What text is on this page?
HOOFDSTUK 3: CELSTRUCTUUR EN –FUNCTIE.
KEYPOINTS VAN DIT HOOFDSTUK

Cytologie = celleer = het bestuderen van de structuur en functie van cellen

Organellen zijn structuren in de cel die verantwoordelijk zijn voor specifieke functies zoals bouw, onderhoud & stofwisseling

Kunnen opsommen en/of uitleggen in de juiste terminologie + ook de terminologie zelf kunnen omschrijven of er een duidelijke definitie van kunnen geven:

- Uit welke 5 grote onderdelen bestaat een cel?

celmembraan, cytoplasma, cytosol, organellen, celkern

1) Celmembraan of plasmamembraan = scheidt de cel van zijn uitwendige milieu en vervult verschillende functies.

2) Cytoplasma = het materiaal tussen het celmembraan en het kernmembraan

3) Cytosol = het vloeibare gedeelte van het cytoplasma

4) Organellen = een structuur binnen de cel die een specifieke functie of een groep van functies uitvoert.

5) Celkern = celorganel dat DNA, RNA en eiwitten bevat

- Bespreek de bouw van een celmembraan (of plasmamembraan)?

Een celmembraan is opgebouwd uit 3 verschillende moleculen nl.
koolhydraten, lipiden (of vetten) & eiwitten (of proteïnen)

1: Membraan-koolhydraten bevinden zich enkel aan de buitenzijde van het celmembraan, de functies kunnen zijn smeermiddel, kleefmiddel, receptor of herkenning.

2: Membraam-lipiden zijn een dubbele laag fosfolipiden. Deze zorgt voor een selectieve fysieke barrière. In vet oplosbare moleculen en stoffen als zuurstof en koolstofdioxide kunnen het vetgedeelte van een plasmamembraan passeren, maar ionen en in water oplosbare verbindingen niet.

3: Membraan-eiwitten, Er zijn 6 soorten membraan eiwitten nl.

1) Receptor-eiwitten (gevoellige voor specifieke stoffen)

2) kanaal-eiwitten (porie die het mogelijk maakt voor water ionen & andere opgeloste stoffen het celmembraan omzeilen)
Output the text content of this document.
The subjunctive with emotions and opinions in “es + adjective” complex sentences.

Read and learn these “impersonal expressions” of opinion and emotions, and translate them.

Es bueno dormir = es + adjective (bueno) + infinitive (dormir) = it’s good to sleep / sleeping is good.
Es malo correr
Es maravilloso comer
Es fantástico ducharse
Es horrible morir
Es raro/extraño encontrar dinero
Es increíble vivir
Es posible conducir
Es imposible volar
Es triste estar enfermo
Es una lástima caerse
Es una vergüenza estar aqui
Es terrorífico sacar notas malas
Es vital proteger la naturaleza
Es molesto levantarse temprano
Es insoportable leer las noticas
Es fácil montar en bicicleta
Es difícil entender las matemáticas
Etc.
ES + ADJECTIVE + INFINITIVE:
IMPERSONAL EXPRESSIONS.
□ □ □ □ □ □ □
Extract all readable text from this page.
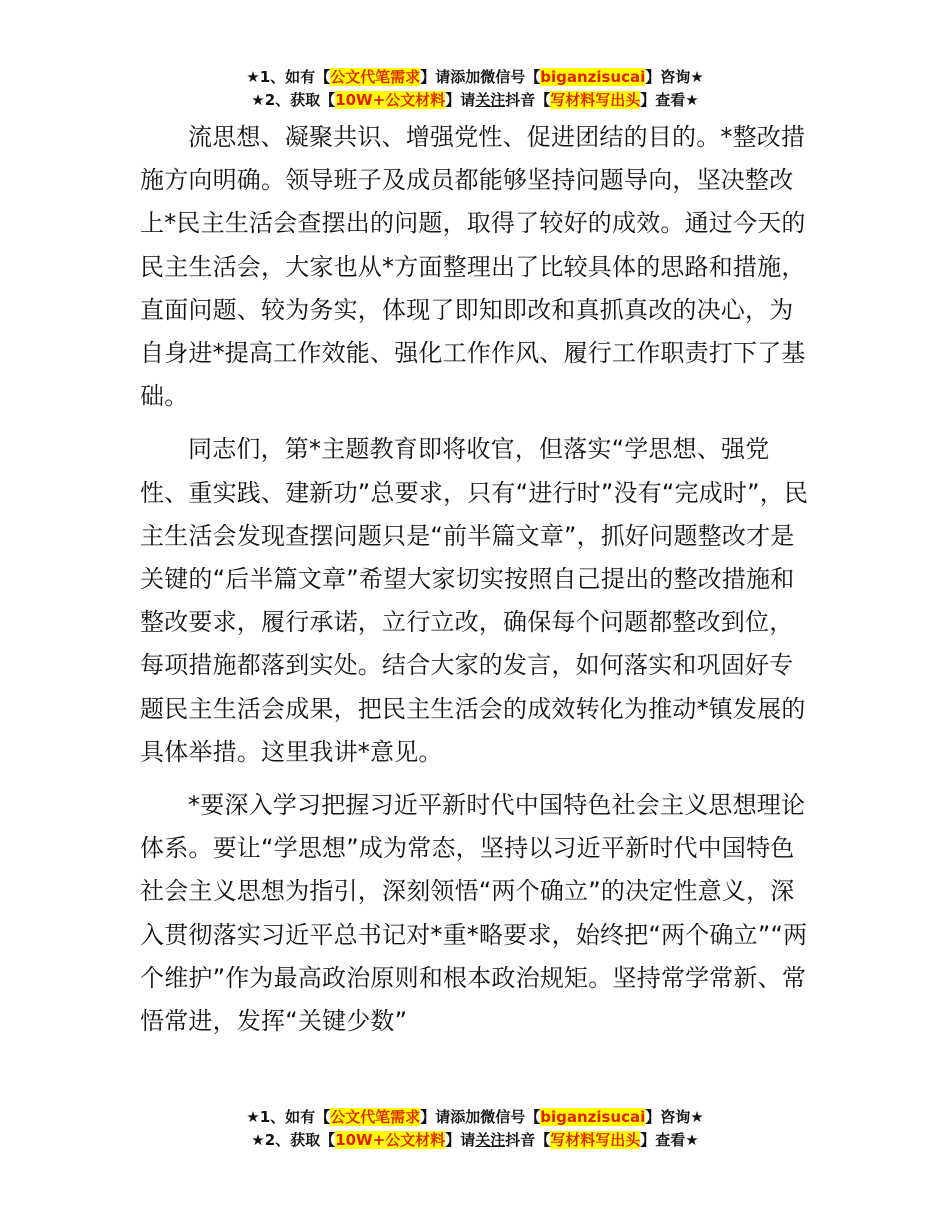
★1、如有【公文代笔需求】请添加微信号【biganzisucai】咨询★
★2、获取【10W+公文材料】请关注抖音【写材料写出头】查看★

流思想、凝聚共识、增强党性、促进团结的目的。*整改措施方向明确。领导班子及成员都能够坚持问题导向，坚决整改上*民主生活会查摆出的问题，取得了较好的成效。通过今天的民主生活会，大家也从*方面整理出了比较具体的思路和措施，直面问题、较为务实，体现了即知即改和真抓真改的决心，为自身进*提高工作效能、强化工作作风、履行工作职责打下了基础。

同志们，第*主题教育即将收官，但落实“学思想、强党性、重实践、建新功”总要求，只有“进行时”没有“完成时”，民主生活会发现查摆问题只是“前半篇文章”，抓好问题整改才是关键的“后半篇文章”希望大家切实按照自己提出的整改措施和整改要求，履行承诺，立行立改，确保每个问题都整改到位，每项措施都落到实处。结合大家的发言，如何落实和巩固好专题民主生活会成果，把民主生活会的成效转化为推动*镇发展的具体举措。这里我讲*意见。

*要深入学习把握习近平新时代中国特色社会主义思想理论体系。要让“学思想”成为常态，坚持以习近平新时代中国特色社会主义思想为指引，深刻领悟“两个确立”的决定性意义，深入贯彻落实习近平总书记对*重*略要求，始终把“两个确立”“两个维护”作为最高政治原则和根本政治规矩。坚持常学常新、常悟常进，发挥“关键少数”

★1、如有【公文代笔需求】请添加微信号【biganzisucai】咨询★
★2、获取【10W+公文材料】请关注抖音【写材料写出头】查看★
□ □ □ □ □ □ □
### [Instructions for the task]
Give the number of lines in the records that contain the string "ionen", with no other output.

### [Result of the task]
2